Write out all of the data without omission, exactly as shown.
──────────────────────────────
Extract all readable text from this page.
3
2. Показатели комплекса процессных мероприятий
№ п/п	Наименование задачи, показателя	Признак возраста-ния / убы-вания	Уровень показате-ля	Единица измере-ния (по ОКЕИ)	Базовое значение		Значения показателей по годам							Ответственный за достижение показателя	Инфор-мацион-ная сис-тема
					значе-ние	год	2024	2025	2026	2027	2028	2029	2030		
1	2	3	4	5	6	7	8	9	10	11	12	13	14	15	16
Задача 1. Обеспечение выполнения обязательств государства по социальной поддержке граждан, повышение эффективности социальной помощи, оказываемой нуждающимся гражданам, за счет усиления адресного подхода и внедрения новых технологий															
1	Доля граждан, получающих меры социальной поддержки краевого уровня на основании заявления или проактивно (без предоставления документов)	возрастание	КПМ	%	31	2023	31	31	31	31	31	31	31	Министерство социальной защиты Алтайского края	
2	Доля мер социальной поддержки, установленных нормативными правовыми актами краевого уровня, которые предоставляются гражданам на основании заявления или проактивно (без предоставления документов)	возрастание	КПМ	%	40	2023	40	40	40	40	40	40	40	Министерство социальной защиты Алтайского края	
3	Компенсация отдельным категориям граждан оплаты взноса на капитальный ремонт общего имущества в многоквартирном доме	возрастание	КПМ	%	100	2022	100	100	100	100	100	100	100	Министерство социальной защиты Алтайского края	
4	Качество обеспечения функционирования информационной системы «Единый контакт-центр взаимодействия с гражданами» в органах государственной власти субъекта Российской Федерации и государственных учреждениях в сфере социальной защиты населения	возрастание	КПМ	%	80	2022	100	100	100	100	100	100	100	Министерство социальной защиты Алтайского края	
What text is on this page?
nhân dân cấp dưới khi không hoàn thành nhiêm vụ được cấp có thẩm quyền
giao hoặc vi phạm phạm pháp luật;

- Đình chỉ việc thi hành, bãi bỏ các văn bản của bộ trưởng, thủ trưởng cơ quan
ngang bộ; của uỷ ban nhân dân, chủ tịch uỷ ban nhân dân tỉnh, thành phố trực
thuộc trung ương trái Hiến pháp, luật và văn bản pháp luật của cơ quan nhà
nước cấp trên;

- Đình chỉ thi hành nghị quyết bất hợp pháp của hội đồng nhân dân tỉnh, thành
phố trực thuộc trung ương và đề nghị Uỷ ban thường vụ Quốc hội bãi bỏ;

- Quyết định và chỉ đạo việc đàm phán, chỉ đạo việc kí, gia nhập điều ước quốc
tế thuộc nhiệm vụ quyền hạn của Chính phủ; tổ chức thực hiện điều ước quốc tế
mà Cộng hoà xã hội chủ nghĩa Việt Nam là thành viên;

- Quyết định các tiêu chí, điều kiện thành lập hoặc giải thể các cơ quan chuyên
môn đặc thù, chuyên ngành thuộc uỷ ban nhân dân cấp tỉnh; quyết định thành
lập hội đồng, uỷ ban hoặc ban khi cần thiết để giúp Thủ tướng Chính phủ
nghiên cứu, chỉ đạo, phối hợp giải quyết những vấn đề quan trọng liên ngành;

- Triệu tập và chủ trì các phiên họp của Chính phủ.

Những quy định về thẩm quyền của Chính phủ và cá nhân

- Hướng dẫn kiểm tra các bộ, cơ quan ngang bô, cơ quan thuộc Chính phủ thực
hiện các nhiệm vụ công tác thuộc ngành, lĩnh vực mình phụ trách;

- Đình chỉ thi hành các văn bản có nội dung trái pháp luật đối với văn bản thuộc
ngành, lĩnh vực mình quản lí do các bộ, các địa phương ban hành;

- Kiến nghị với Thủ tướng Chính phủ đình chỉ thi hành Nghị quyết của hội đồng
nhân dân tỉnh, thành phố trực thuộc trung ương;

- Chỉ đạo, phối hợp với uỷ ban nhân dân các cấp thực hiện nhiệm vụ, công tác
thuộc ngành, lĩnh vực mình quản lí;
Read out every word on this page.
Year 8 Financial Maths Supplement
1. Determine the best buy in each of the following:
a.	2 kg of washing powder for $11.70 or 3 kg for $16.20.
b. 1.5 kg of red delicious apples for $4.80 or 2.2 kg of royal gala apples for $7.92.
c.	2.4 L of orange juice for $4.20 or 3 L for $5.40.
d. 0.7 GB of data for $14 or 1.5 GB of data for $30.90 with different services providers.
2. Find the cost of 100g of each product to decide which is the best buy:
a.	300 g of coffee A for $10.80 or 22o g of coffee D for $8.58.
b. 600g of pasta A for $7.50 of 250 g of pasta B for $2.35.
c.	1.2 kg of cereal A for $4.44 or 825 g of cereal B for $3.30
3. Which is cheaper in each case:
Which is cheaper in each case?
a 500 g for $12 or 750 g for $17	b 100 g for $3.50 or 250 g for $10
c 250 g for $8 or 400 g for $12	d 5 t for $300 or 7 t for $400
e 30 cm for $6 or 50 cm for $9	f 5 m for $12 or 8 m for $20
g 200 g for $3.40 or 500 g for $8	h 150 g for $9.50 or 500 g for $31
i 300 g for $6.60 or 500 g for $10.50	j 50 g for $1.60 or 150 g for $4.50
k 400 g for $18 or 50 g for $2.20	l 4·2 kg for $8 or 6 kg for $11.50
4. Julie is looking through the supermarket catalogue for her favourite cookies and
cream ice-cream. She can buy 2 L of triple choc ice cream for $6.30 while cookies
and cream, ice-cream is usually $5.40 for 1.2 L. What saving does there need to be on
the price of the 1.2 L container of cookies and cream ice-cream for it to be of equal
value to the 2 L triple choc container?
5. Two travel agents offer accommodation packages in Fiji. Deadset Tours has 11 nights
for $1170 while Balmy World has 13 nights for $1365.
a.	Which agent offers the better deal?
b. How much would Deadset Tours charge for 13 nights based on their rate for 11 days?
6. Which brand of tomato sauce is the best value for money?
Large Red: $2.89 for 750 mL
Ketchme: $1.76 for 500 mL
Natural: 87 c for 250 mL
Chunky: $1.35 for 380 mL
──────────────────────────────
> **THE RESPONSE**:
Extract all readable text from this page.
3
2. Показатели комплекса процессных мероприятий
№ п/п	Наименование задачи, показателя	Признак возраста-ния / убы-вания	Уровень показате-ля	Единица измере-ния (по ОКЕИ)	Базовое значение		Значения показателей по годам							Ответственный за достижение показателя	Инфор-мацион-ная сис-тема
					значе-ние	год	2024	2025	2026	2027	2028	2029	2030		
1	2	3	4	5	6	7	8	9	10	11	12	13	14	15	16
Задача 1. Обеспечение выполнения обязательств государства по социальной поддержке граждан, повышение эффективности социальной помощи, оказываемой нуждающимся гражданам, за счет усиления адресного подхода и внедрения новых технологий															
1	Доля граждан, получающих меры социальной поддержки краевого уровня на основании заявления или проактивно (без предоставления документов)	возрастание	КПМ	%	31	2023	31	31	31	31	31	31	31	Министерство социальной защиты Алтайского края	
2	Доля мер социальной поддержки, установленных нормативными правовыми актами краевого уровня, которые предоставляются гражданам на основании заявления или проактивно (без предоставления документов)	возрастание	КПМ	%	40	2023	40	40	40	40	40	40	40	Министерство социальной защиты Алтайского края	
3	Компенсация отдельным категориям граждан оплаты взноса на капитальный ремонт общего имущества в многоквартирном доме	возрастание	КПМ	%	100	2022	100	100	100	100	100	100	100	Министерство социальной защиты Алтайского края	
4	Качество обеспечения функционирования информационной системы «Единый контакт-центр взаимодействия с гражданами» в органах государственной власти субъекта Российской Федерации и государственных учреждениях в сфере социальной защиты населения	возрастание	КПМ	%	80	2022	100	100	100	100	100	100	100	Министерство социальной защиты Алтайского края	
What text is on this page?
nhân dân cấp dưới khi không hoàn thành nhiêm vụ được cấp có thẩm quyền
giao hoặc vi phạm phạm pháp luật;

- Đình chỉ việc thi hành, bãi bỏ các văn bản của bộ trưởng, thủ trưởng cơ quan
ngang bộ; của uỷ ban nhân dân, chủ tịch uỷ ban nhân dân tỉnh, thành phố trực
thuộc trung ương trái Hiến pháp, luật và văn bản pháp luật của cơ quan nhà
nước cấp trên;

- Đình chỉ thi hành nghị quyết bất hợp pháp của hội đồng nhân dân tỉnh, thành
phố trực thuộc trung ương và đề nghị Uỷ ban thường vụ Quốc hội bãi bỏ;

- Quyết định và chỉ đạo việc đàm phán, chỉ đạo việc kí, gia nhập điều ước quốc
tế thuộc nhiệm vụ quyền hạn của Chính phủ; tổ chức thực hiện điều ước quốc tế
mà Cộng hoà xã hội chủ nghĩa Việt Nam là thành viên;

- Quyết định các tiêu chí, điều kiện thành lập hoặc giải thể các cơ quan chuyên
môn đặc thù, chuyên ngành thuộc uỷ ban nhân dân cấp tỉnh; quyết định thành
lập hội đồng, uỷ ban hoặc ban khi cần thiết để giúp Thủ tướng Chính phủ
nghiên cứu, chỉ đạo, phối hợp giải quyết những vấn đề quan trọng liên ngành;

- Triệu tập và chủ trì các phiên họp của Chính phủ.

Những quy định về thẩm quyền của Chính phủ và cá nhân

- Hướng dẫn kiểm tra các bộ, cơ quan ngang bô, cơ quan thuộc Chính phủ thực
hiện các nhiệm vụ công tác thuộc ngành, lĩnh vực mình phụ trách;

- Đình chỉ thi hành các văn bản có nội dung trái pháp luật đối với văn bản thuộc
ngành, lĩnh vực mình quản lí do các bộ, các địa phương ban hành;

- Kiến nghị với Thủ tướng Chính phủ đình chỉ thi hành Nghị quyết của hội đồng
nhân dân tỉnh, thành phố trực thuộc trung ương;

- Chỉ đạo, phối hợp với uỷ ban nhân dân các cấp thực hiện nhiệm vụ, công tác
thuộc ngành, lĩnh vực mình quản lí;
Read out every word on this page.
Year 8 Financial Maths Supplement
1. Determine the best buy in each of the following:
a.	2 kg of washing powder for $11.70 or 3 kg for $16.20.
b. 1.5 kg of red delicious apples for $4.80 or 2.2 kg of royal gala apples for $7.92.
c.	2.4 L of orange juice for $4.20 or 3 L for $5.40.
d. 0.7 GB of data for $14 or 1.5 GB of data for $30.90 with different services providers.
2. Find the cost of 100g of each product to decide which is the best buy:
a.	300 g of coffee A for $10.80 or 22o g of coffee D for $8.58.
b. 600g of pasta A for $7.50 of 250 g of pasta B for $2.35.
c.	1.2 kg of cereal A for $4.44 or 825 g of cereal B for $3.30
3. Which is cheaper in each case:
Which is cheaper in each case?
a 500 g for $12 or 750 g for $17	b 100 g for $3.50 or 250 g for $10
c 250 g for $8 or 400 g for $12	d 5 t for $300 or 7 t for $400
e 30 cm for $6 or 50 cm for $9	f 5 m for $12 or 8 m for $20
g 200 g for $3.40 or 500 g for $8	h 150 g for $9.50 or 500 g for $31
i 300 g for $6.60 or 500 g for $10.50	j 50 g for $1.60 or 150 g for $4.50
k 400 g for $18 or 50 g for $2.20	l 4·2 kg for $8 or 6 kg for $11.50
4. Julie is looking through the supermarket catalogue for her favourite cookies and
cream ice-cream. She can buy 2 L of triple choc ice cream for $6.30 while cookies
and cream, ice-cream is usually $5.40 for 1.2 L. What saving does there need to be on
the price of the 1.2 L container of cookies and cream ice-cream for it to be of equal
value to the 2 L triple choc container?
5. Two travel agents offer accommodation packages in Fiji. Deadset Tours has 11 nights
for $1170 while Balmy World has 13 nights for $1365.
a.	Which agent offers the better deal?
b. How much would Deadset Tours charge for 13 nights based on their rate for 11 days?
6. Which brand of tomato sauce is the best value for money?
Large Red: $2.89 for 750 mL
Ketchme: $1.76 for 500 mL
Natural: 87 c for 250 mL
Chunky: $1.35 for 380 mL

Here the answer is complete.